» **TEXT SEGMENT**

##########

Note that this code aligns the variable names and the variable labels in the text. This makes it easy to read the labeling as a programmer.

Labels from SurveyCTO

SurveyCTO automatically labels variables using questions from the survey instrument. However, Stata allows labels a maximum of only 80 characters, which means SurveyCTO imports often truncate the labels. For tips on how to attach information longer than 80 characters see the variable notes guide.

Stata Storage of Variable Labels

Stata can use value label data using the extended macro functions (see h extended_fcn). The following code calls a variable label and assigns it to a local.

*Call variable label of variable "var"
local vlab : variable label var

This information can be searched conditionally. If, for example, you wanted to only apply a function to variables in the “QA” section of the survey defined in “Systematizing Labels” section in this article, you could check to see if the label starts with “[QA.”:


foreach var of varlist _all {
    if regexm("`: variable label var'", "^\[QA") {
        [do something]
    }
    // end if regexm("`: variable label var'", "^\[QA\.") {
}
// end foreach var in `r(varlist)

Variable metadata

Sometimes you want to attach information or other labeling that is longer than Stata allows (labels are capped at 80 characters). If this is the case, you can store the full desired label into the variable notes or characteristics. Both notes and characteristics can describe variables or the dta file.

Notes

One variable can have multiple notes. Add notes into variables by typing note VARIABLE : "Note". For example, for variable VARIABLE the note note was added. To display the notes stored in one variable just type “notes VARIABLE”. Stata also stores notes as locals and you can call them using `VARIABLE[note1]'. Stata numbers these notes based on the order in which it receives them. You can modify and delete note ordering with the note command (see help notes in Stata).

Survey CTO includes the full text of the question from the survey instrument as variable notes (as well as the truncated questions as variable labels) as part of the import do file. These notes will always be in the downloaded language. They will not contain filled values for the respondent that are produced as the result of calculate fields.

##########

» **RECORD EXTRACTS**
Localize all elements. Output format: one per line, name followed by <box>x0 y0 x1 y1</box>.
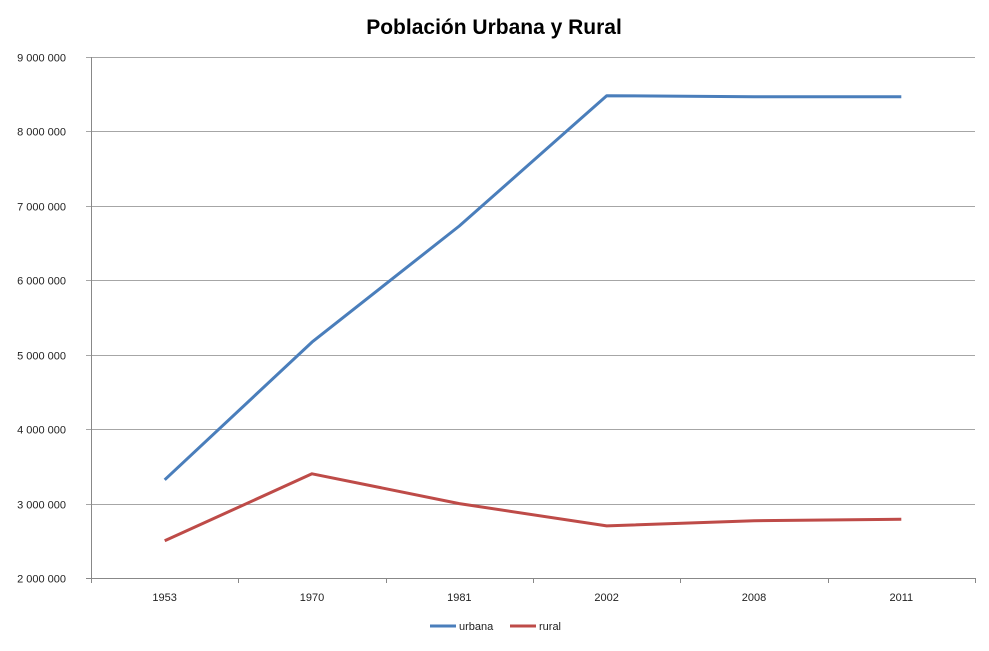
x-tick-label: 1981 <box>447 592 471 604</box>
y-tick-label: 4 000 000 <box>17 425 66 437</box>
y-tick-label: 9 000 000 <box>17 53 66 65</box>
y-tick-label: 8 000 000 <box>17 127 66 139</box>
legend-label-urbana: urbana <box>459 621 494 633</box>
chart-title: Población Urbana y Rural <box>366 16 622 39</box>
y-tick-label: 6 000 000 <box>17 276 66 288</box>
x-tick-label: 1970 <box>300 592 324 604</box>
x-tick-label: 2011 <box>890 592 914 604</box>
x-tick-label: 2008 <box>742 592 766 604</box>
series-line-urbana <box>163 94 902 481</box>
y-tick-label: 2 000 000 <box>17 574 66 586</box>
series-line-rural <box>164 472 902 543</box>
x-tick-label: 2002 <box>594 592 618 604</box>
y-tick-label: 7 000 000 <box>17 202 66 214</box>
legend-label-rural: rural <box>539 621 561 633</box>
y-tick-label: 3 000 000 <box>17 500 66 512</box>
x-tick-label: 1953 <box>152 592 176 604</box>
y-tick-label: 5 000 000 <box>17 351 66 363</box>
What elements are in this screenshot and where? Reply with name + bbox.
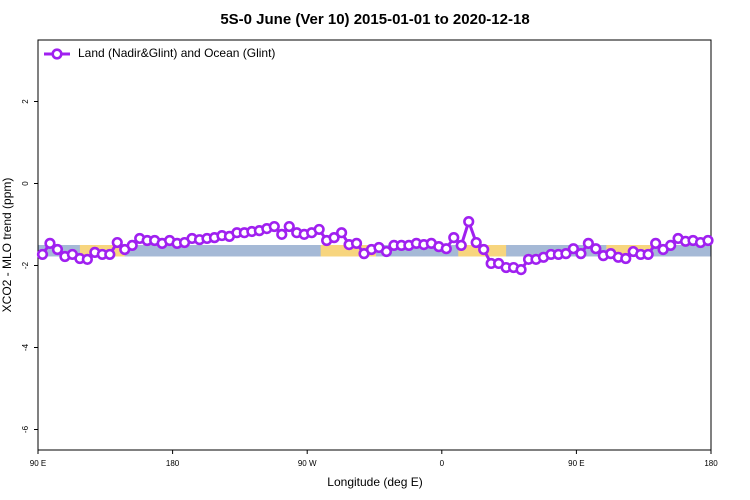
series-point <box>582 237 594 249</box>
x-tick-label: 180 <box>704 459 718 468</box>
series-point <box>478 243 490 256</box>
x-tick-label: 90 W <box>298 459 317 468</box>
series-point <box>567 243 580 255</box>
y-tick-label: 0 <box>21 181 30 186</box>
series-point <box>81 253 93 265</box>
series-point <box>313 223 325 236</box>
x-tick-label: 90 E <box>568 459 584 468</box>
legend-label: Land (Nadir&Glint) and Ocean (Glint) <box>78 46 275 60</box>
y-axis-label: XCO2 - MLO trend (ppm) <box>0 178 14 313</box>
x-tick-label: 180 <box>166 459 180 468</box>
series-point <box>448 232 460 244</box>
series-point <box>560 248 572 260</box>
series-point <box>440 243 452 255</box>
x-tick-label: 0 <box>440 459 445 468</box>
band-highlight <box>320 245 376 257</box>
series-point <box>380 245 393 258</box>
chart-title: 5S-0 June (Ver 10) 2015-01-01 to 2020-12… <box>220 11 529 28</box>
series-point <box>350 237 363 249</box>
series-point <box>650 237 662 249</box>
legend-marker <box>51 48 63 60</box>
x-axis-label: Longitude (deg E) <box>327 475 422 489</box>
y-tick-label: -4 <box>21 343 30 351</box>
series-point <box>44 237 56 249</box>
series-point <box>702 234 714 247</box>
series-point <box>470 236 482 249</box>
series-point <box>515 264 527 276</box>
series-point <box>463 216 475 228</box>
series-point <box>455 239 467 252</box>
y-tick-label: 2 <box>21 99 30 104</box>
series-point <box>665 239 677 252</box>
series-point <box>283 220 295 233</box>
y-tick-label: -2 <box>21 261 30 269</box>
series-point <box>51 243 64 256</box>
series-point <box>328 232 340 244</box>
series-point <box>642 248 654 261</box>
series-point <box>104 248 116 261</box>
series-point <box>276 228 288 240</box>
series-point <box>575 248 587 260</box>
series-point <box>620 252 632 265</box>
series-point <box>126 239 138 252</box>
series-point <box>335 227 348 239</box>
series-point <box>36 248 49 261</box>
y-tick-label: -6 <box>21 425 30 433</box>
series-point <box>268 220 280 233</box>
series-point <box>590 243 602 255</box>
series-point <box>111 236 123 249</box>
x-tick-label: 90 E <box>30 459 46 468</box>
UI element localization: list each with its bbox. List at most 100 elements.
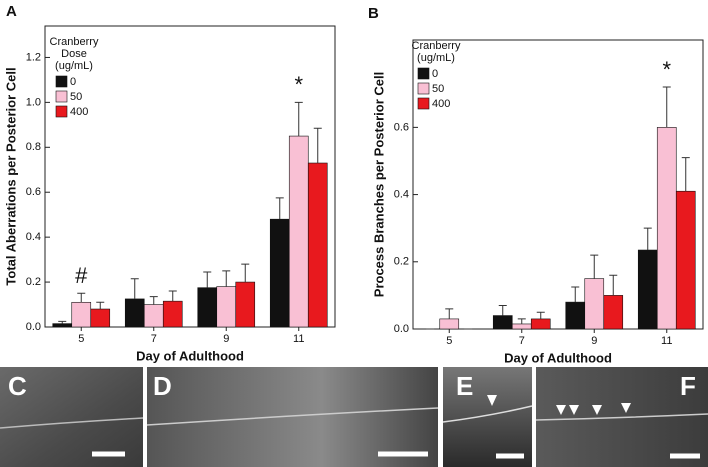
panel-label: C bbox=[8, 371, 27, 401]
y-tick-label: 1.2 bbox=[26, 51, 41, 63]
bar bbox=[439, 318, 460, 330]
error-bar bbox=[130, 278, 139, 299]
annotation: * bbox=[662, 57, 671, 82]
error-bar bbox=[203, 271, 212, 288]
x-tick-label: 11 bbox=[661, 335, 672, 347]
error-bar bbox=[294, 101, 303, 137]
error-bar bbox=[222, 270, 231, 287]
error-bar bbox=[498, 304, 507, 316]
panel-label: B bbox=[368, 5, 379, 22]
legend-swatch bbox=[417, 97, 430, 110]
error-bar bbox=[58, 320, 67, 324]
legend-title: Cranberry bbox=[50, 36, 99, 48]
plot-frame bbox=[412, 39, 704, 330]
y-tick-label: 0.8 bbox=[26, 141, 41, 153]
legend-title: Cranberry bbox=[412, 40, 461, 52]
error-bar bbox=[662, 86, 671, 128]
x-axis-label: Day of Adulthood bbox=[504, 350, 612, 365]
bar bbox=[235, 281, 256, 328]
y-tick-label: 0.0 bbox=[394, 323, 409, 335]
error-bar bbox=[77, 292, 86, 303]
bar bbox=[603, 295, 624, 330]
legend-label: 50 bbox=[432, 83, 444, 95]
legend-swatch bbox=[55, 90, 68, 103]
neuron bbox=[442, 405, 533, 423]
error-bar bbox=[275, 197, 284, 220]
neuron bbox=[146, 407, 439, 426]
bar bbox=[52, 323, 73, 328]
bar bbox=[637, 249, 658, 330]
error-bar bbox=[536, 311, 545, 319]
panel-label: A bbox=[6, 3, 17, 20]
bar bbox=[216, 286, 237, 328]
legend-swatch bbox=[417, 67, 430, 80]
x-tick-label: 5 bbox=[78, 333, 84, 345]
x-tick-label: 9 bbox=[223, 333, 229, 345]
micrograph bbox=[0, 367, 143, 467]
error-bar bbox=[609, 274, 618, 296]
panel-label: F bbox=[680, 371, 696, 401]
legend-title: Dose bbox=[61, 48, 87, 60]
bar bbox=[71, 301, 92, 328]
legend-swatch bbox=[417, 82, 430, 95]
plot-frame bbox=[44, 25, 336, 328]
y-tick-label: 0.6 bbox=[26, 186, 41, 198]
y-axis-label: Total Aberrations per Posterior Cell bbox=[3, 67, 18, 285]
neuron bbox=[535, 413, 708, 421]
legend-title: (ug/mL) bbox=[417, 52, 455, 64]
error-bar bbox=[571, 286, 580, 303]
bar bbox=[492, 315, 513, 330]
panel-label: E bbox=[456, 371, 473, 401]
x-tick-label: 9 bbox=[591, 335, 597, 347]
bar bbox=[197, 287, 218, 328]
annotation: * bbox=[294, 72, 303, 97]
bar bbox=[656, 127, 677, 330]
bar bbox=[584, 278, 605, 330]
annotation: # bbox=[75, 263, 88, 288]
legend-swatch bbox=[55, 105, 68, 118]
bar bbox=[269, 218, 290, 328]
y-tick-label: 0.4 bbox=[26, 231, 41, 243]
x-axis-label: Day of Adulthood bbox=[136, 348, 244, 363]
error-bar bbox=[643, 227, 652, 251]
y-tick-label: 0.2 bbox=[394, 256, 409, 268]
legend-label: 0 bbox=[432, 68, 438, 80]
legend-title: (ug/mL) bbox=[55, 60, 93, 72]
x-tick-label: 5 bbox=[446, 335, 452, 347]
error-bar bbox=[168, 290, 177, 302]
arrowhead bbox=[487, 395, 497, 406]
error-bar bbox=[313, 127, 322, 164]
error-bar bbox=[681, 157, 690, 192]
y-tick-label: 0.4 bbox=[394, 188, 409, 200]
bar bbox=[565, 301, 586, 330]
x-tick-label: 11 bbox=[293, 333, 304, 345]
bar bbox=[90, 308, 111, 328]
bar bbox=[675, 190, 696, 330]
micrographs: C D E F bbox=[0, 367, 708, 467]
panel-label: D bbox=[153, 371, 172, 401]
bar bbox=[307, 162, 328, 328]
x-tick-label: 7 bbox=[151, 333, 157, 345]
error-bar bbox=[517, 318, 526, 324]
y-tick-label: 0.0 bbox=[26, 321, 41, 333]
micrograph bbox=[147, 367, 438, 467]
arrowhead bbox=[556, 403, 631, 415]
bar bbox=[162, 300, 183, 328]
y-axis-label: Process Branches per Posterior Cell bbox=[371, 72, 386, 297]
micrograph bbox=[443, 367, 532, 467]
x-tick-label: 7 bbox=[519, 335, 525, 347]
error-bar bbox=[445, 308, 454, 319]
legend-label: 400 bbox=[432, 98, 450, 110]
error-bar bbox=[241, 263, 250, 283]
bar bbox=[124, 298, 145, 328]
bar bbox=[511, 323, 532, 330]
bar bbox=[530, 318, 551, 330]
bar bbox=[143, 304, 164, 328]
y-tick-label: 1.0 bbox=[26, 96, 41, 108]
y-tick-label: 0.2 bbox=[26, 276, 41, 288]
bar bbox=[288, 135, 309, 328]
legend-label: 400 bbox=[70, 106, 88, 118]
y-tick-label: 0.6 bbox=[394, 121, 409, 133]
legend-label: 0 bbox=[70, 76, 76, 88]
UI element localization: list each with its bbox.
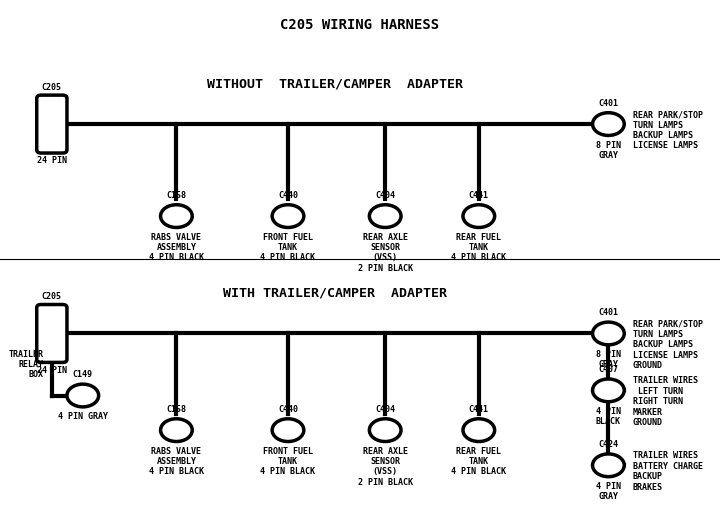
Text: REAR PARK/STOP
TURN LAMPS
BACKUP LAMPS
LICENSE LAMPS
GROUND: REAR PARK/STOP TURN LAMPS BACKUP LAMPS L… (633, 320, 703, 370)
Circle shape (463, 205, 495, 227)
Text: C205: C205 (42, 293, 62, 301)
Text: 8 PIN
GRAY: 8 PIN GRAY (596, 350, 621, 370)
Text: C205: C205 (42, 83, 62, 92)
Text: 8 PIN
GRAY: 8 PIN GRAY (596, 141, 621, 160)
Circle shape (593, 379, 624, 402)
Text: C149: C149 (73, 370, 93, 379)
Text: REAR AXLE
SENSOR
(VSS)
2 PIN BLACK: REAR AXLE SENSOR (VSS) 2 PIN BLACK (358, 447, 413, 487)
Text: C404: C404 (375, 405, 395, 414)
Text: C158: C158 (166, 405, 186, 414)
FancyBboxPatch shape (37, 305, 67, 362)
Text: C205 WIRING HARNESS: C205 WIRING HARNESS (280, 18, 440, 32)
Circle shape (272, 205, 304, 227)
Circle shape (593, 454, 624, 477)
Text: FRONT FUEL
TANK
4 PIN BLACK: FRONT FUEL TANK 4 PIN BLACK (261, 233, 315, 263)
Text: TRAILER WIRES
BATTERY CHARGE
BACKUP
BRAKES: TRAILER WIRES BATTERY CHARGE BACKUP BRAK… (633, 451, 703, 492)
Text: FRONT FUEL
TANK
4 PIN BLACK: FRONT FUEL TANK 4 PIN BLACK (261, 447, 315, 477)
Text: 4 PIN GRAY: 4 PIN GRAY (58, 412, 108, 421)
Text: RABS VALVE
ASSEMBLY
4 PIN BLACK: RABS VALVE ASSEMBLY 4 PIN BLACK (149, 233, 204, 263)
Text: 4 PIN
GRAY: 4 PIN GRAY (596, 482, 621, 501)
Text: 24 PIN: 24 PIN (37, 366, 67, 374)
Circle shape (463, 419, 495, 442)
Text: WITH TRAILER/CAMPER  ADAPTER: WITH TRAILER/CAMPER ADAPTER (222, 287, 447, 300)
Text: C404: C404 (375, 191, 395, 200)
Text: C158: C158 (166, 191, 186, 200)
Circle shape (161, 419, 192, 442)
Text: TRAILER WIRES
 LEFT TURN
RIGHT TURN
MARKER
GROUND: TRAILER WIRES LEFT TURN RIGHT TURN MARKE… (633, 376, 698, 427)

##########

» **EXERCISE 1**
Reproduce the Stata labeling text starting with "Sometimes you want" and going on through "the dta file.", substituting "attributes" for "characteristics".
» **EXERCISE 2**
According to the Stata labeling text, in what language will the variable notes from a SurveyCTO import always be?

» **WORKED ANSWER 1**
Sometimes you want to attach information or other labeling that is longer than Stata allows (labels are capped at 80 characters). If this is the case, you can store the full desired label into the variable notes or attributes. Both notes and attributes can describe variables or the dta file.

» **WORKED ANSWER 2**
They will always be in the downloaded language.